(Task statement) Look through the records below and collect all lines that hold the string "image".

(Material for this task)

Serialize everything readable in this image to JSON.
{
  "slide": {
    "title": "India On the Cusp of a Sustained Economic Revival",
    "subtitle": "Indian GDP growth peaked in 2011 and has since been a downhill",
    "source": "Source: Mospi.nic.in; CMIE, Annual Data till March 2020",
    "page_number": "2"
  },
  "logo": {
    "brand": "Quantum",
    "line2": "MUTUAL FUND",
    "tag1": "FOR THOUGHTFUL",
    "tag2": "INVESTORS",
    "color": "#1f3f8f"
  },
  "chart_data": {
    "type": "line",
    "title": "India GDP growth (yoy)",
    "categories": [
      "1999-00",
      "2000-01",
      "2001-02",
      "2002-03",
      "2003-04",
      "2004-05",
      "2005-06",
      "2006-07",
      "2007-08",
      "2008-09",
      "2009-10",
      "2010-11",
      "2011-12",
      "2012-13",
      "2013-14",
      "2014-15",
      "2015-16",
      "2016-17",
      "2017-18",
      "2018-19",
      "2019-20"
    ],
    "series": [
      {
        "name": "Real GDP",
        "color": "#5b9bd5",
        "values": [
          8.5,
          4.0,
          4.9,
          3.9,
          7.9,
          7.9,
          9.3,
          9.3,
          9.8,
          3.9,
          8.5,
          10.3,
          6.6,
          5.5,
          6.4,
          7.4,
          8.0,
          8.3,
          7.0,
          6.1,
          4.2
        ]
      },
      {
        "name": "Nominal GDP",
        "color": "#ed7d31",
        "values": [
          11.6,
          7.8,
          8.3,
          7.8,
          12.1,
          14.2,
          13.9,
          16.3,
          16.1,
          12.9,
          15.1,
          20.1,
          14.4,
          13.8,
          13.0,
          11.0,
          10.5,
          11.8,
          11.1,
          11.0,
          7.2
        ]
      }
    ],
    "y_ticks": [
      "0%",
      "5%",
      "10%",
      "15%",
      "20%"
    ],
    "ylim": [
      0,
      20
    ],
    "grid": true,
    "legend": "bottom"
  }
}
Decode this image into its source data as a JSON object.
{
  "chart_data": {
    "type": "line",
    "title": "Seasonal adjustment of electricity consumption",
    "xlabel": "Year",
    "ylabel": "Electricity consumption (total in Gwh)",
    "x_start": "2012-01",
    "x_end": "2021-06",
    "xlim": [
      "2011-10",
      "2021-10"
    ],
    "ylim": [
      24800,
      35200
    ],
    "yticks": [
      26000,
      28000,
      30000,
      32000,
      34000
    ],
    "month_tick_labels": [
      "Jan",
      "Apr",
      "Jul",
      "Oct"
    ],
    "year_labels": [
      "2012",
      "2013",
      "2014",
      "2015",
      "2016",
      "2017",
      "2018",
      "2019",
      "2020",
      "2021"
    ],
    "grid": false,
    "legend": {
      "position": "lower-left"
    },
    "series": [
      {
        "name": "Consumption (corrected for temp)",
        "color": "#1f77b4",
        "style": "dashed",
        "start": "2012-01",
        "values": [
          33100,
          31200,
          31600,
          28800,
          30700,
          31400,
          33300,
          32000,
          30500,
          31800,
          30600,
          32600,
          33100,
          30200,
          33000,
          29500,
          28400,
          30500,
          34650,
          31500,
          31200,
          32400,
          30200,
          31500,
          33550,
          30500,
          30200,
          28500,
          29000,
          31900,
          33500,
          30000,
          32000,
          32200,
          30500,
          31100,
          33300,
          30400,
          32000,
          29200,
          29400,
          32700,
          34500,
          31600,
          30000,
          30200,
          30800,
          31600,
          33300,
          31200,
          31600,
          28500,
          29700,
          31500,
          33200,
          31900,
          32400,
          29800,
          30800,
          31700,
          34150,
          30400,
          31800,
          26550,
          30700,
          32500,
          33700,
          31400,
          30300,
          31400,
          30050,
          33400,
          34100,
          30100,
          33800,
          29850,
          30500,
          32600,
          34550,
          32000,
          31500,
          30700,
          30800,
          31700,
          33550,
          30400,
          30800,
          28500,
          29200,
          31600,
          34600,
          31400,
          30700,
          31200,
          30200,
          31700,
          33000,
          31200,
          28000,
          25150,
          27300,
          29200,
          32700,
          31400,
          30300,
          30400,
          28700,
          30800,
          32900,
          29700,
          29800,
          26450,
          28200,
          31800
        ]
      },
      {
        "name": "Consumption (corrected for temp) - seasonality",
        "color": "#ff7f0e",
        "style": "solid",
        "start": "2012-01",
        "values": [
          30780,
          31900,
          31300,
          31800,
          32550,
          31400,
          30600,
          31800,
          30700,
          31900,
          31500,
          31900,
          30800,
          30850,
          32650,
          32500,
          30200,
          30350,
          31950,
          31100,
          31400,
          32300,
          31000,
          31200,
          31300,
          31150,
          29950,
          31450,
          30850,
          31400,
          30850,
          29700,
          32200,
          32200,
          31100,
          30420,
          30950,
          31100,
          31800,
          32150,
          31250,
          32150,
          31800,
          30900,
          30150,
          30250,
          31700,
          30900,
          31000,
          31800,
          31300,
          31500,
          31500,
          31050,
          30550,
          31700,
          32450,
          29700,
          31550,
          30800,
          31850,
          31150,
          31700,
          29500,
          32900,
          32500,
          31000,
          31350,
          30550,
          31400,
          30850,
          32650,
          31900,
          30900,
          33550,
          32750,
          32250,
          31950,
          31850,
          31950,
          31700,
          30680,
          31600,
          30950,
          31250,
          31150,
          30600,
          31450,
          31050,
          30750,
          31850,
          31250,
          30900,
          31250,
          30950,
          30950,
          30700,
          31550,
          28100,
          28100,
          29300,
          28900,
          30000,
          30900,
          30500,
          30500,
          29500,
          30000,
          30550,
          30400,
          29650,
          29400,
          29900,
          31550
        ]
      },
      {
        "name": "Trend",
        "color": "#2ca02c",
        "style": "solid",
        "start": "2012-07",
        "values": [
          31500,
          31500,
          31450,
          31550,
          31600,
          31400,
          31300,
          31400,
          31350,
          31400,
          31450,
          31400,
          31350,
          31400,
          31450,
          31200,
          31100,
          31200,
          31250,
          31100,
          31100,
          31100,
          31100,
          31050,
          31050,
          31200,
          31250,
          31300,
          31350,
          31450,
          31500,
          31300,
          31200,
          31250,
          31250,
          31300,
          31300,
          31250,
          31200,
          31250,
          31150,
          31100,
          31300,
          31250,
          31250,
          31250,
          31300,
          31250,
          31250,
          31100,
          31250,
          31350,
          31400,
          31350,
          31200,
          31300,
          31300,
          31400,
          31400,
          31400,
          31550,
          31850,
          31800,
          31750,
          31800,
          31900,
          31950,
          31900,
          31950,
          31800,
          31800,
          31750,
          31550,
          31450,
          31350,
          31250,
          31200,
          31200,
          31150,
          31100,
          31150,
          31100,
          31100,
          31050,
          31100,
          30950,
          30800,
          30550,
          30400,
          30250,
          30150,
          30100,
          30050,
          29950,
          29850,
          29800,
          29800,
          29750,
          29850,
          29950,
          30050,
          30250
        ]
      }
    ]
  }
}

(Task result)
Serialize everything readable in this image to JSON.
Decode this image into its source data as a JSON object.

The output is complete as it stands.